> _Written task_: Every entry must be given again exactly.

> _Listed entries_:
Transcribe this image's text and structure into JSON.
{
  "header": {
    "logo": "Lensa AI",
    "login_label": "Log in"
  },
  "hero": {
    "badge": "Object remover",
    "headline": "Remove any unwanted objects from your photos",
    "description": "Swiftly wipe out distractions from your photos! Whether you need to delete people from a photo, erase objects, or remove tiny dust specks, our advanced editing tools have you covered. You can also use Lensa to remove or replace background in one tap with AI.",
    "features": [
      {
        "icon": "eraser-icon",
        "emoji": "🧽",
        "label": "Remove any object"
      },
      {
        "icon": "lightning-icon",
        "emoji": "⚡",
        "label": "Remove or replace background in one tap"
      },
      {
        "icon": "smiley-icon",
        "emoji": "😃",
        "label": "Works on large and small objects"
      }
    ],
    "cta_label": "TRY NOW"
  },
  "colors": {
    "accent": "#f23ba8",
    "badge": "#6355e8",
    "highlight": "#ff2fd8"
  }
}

> _Correct output_:
Transcribe this image's text and structure into JSON.
{
  "header": {
    "logo": "Lensa AI",
    "login_label": "Log in"
  },
  "hero": {
    "badge": "Object remover",
    "headline": "Remove any unwanted objects from your photos",
    "description": "Swiftly wipe out distractions from your photos! Whether you need to delete people from a photo, erase objects, or remove tiny dust specks, our advanced editing tools have you covered. You can also use Lensa to remove or replace background in one tap with AI.",
    "features": [
      {
        "icon": "eraser-icon",
        "emoji": "🧽",
        "label": "Remove any object"
      },
      {
        "icon": "lightning-icon",
        "emoji": "⚡",
        "label": "Remove or replace background in one tap"
      },
      {
        "icon": "smiley-icon",
        "emoji": "😃",
        "label": "Works on large and small objects"
      }
    ],
    "cta_label": "TRY NOW"
  },
  "colors": {
    "accent": "#f23ba8",
    "badge": "#6355e8",
    "highlight": "#ff2fd8"
  }
}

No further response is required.